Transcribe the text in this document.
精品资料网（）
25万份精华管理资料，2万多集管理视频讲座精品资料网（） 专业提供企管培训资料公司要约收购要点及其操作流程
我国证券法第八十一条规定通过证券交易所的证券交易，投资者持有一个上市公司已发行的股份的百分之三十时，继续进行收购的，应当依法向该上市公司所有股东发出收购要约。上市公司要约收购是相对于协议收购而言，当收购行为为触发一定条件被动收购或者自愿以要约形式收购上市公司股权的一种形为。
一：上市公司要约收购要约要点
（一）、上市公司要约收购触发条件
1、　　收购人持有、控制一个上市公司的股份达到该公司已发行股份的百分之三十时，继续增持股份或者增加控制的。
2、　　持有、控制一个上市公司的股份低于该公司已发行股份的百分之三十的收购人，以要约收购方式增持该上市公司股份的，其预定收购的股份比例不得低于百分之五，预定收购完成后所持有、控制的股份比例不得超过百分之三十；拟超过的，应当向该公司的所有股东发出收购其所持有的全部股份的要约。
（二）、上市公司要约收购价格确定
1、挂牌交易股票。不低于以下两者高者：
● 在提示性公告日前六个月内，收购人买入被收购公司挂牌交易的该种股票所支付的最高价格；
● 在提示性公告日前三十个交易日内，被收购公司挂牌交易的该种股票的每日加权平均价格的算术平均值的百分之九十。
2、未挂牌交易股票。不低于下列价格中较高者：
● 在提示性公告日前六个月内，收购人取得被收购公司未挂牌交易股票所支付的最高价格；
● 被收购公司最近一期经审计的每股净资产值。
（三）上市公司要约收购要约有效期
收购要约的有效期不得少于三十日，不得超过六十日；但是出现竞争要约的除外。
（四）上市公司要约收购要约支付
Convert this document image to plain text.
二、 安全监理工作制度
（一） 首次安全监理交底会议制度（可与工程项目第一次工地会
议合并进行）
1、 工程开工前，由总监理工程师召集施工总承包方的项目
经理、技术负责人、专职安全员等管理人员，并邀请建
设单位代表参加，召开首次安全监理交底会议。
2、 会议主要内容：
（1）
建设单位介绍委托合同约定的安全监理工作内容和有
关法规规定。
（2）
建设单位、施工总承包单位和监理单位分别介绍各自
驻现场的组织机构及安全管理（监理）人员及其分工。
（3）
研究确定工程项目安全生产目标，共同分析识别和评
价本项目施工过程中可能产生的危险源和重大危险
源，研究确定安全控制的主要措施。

## THE EXERCISE
Gather up every line from the listing above in which the word "this" occurs.

## WRITTEN ANSWER
Transcribe the text in this document.
Convert this document image to plain text.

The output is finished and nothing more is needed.